• [Listed entries]
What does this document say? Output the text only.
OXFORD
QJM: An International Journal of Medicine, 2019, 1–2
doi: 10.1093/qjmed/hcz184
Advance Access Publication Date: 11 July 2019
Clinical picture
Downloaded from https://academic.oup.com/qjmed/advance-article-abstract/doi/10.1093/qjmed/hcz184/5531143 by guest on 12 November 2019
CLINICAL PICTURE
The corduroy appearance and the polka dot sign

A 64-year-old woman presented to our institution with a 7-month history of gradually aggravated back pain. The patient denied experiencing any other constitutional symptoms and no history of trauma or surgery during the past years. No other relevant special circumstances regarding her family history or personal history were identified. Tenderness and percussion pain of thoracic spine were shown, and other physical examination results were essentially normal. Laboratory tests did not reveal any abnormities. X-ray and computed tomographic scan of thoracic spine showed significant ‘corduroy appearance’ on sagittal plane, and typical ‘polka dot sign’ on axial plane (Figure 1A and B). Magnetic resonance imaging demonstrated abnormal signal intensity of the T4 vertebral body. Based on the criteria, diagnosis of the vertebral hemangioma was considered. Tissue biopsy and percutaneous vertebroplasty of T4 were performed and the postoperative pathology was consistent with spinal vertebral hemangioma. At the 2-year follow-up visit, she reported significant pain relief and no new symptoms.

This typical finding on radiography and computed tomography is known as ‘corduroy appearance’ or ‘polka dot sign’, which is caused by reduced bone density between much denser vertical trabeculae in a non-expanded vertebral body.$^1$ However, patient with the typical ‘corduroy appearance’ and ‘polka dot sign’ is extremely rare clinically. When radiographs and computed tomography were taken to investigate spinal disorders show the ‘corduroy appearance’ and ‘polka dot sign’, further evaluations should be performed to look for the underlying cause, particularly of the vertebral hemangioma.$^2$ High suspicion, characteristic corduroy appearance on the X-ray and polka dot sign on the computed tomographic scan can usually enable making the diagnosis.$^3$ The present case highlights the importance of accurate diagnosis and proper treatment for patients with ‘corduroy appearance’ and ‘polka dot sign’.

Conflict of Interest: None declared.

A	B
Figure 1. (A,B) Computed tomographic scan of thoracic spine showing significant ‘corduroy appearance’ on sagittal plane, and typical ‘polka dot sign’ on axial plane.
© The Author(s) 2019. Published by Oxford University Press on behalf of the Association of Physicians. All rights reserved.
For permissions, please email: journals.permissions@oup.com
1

• [Work order]
The exact wording of every entry above should be written out again.

• [Exercise answer]
What does this document say? Output the text only.
OXFORD
QJM: An International Journal of Medicine, 2019, 1–2
doi: 10.1093/qjmed/hcz184
Advance Access Publication Date: 11 July 2019
Clinical picture
Downloaded from https://academic.oup.com/qjmed/advance-article-abstract/doi/10.1093/qjmed/hcz184/5531143 by guest on 12 November 2019
CLINICAL PICTURE
The corduroy appearance and the polka dot sign

A 64-year-old woman presented to our institution with a 7-month history of gradually aggravated back pain. The patient denied experiencing any other constitutional symptoms and no history of trauma or surgery during the past years. No other relevant special circumstances regarding her family history or personal history were identified. Tenderness and percussion pain of thoracic spine were shown, and other physical examination results were essentially normal. Laboratory tests did not reveal any abnormities. X-ray and computed tomographic scan of thoracic spine showed significant ‘corduroy appearance’ on sagittal plane, and typical ‘polka dot sign’ on axial plane (Figure 1A and B). Magnetic resonance imaging demonstrated abnormal signal intensity of the T4 vertebral body. Based on the criteria, diagnosis of the vertebral hemangioma was considered. Tissue biopsy and percutaneous vertebroplasty of T4 were performed and the postoperative pathology was consistent with spinal vertebral hemangioma. At the 2-year follow-up visit, she reported significant pain relief and no new symptoms.

This typical finding on radiography and computed tomography is known as ‘corduroy appearance’ or ‘polka dot sign’, which is caused by reduced bone density between much denser vertical trabeculae in a non-expanded vertebral body.$^1$ However, patient with the typical ‘corduroy appearance’ and ‘polka dot sign’ is extremely rare clinically. When radiographs and computed tomography were taken to investigate spinal disorders show the ‘corduroy appearance’ and ‘polka dot sign’, further evaluations should be performed to look for the underlying cause, particularly of the vertebral hemangioma.$^2$ High suspicion, characteristic corduroy appearance on the X-ray and polka dot sign on the computed tomographic scan can usually enable making the diagnosis.$^3$ The present case highlights the importance of accurate diagnosis and proper treatment for patients with ‘corduroy appearance’ and ‘polka dot sign’.

Conflict of Interest: None declared.

A	B
Figure 1. (A,B) Computed tomographic scan of thoracic spine showing significant ‘corduroy appearance’ on sagittal plane, and typical ‘polka dot sign’ on axial plane.
© The Author(s) 2019. Published by Oxford University Press on behalf of the Association of Physicians. All rights reserved.
For permissions, please email: journals.permissions@oup.com
1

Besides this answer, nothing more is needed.